What the task asks:
Write out each line of the listing as it stands, without the images.

Collected data entries:
==============================
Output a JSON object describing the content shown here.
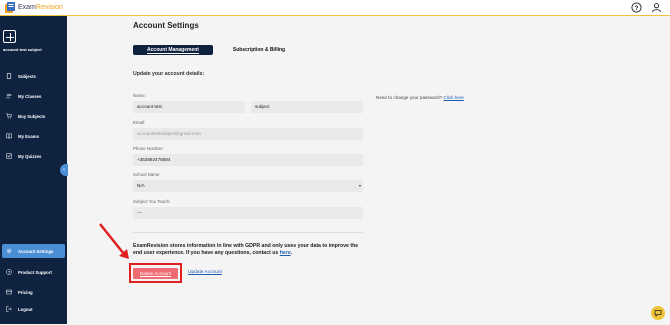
{
  "app": {
    "name_prefix": "Exam",
    "name_accent": "Revision"
  },
  "sidebar": {
    "subject_name": "account test subject",
    "items": [
      {
        "label": "Subjects",
        "icon": "phone-icon"
      },
      {
        "label": "My Classes",
        "icon": "people-icon"
      },
      {
        "label": "Buy Subjects",
        "icon": "cart-icon"
      },
      {
        "label": "My Exams",
        "icon": "book-icon"
      },
      {
        "label": "My Quizzes",
        "icon": "checkbox-icon"
      },
      {
        "label": "Account Settings",
        "icon": "gear-icon",
        "active": true
      },
      {
        "label": "Product Support",
        "icon": "help-icon"
      },
      {
        "label": "Pricing",
        "icon": "card-icon"
      },
      {
        "label": "Logout",
        "icon": "logout-icon"
      }
    ]
  },
  "page": {
    "title": "Account Settings",
    "tabs": [
      {
        "label": "Account Management",
        "active": true
      },
      {
        "label": "Subscription & Billing",
        "active": false
      }
    ],
    "section_title": "Update your account details:"
  },
  "form": {
    "name_label": "Name:",
    "first_name": "account test",
    "last_name": "subject",
    "email_label": "Email:",
    "email": "accounttestsubject@gmail.com",
    "phone_label": "Phone Number:",
    "phone": "+353892476684",
    "school_label": "School Name:",
    "school": "N/A",
    "subject_label": "Subject You Teach:",
    "subject": "---"
  },
  "password": {
    "text": "Need to change your password?",
    "link": "Click here"
  },
  "gdpr": {
    "text": "ExamRevision stores information in line with GDPR and only uses your data to improve the end user experience. If you have any questions, contact us",
    "link": "here",
    "end": "."
  },
  "actions": {
    "delete": "Delete Account",
    "update": "Update Account"
  },
  "colors": {
    "sidebar": "#0f2240",
    "active": "#4a8fd6",
    "accent": "#f0c43a",
    "delete": "#f06a72",
    "annotation": "#e02020",
    "link": "#1f5fb8"
  }
}
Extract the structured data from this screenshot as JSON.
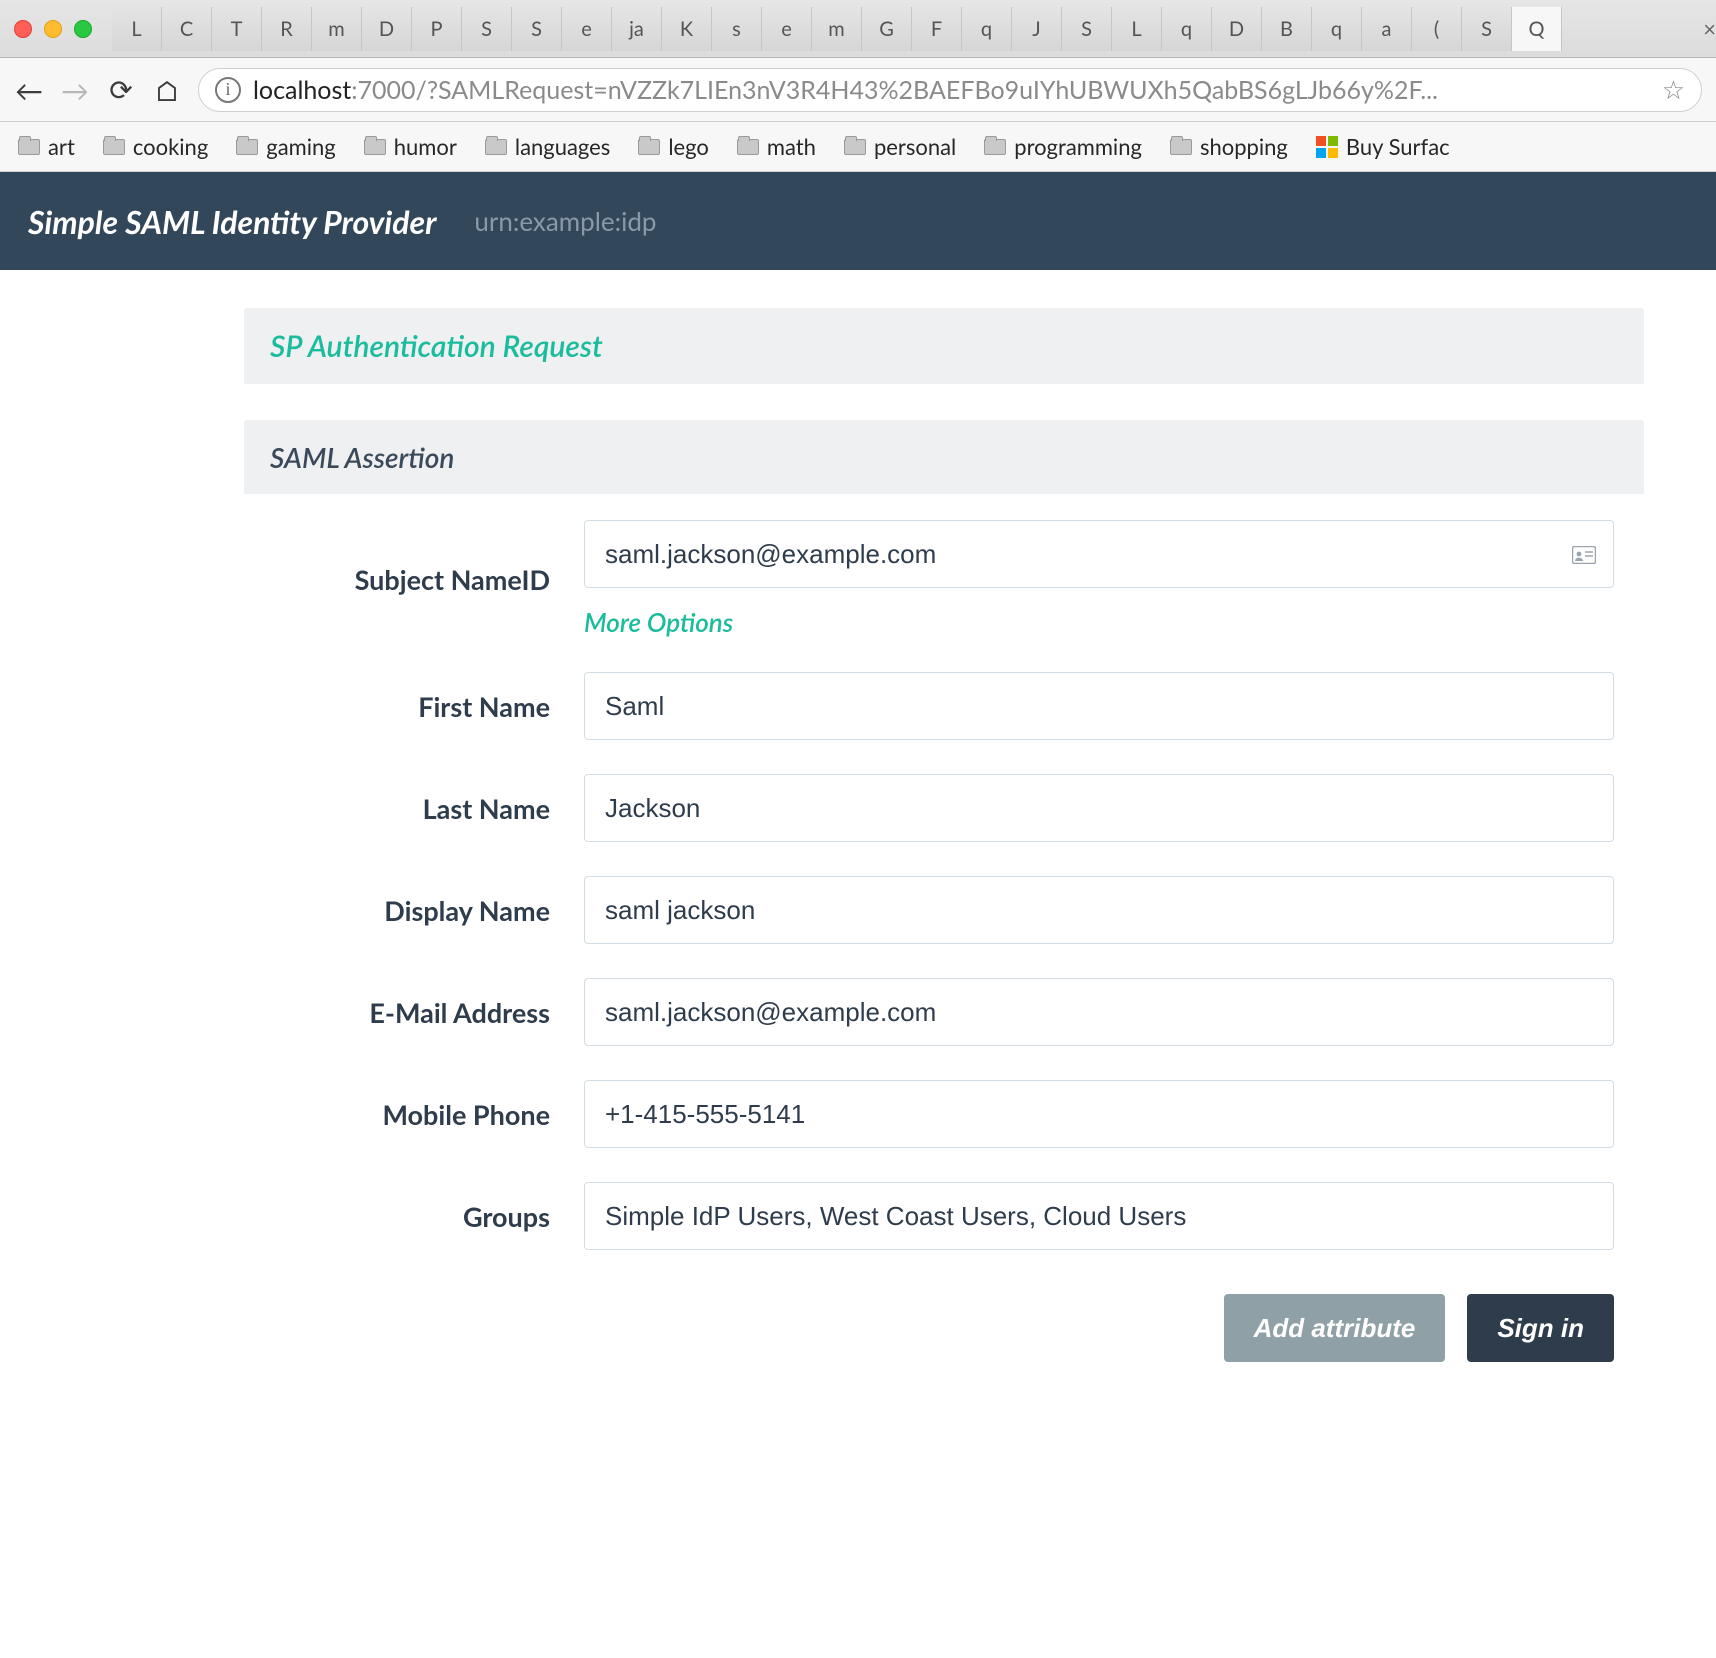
==============================
Written reply:
Output a JSON object describing the content shown here.
{
  "app": {
    "name_prefix": "Exam",
    "name_accent": "Revision"
  },
  "sidebar": {
    "subject_name": "account test subject",
    "items": [
      {
        "label": "Subjects",
        "icon": "phone-icon"
      },
      {
        "label": "My Classes",
        "icon": "people-icon"
      },
      {
        "label": "Buy Subjects",
        "icon": "cart-icon"
      },
      {
        "label": "My Exams",
        "icon": "book-icon"
      },
      {
        "label": "My Quizzes",
        "icon": "checkbox-icon"
      },
      {
        "label": "Account Settings",
        "icon": "gear-icon",
        "active": true
      },
      {
        "label": "Product Support",
        "icon": "help-icon"
      },
      {
        "label": "Pricing",
        "icon": "card-icon"
      },
      {
        "label": "Logout",
        "icon": "logout-icon"
      }
    ]
  },
  "page": {
    "title": "Account Settings",
    "tabs": [
      {
        "label": "Account Management",
        "active": true
      },
      {
        "label": "Subscription & Billing",
        "active": false
      }
    ],
    "section_title": "Update your account details:"
  },
  "form": {
    "name_label": "Name:",
    "first_name": "account test",
    "last_name": "subject",
    "email_label": "Email:",
    "email": "accounttestsubject@gmail.com",
    "phone_label": "Phone Number:",
    "phone": "+353892476684",
    "school_label": "School Name:",
    "school": "N/A",
    "subject_label": "Subject You Teach:",
    "subject": "---"
  },
  "password": {
    "text": "Need to change your password?",
    "link": "Click here"
  },
  "gdpr": {
    "text": "ExamRevision stores information in line with GDPR and only uses your data to improve the end user experience. If you have any questions, contact us",
    "link": "here",
    "end": "."
  },
  "actions": {
    "delete": "Delete Account",
    "update": "Update Account"
  },
  "colors": {
    "sidebar": "#0f2240",
    "active": "#4a8fd6",
    "accent": "#f0c43a",
    "delete": "#f06a72",
    "annotation": "#e02020",
    "link": "#1f5fb8"
  }
}
Extract the structured data from this screenshot as JSON.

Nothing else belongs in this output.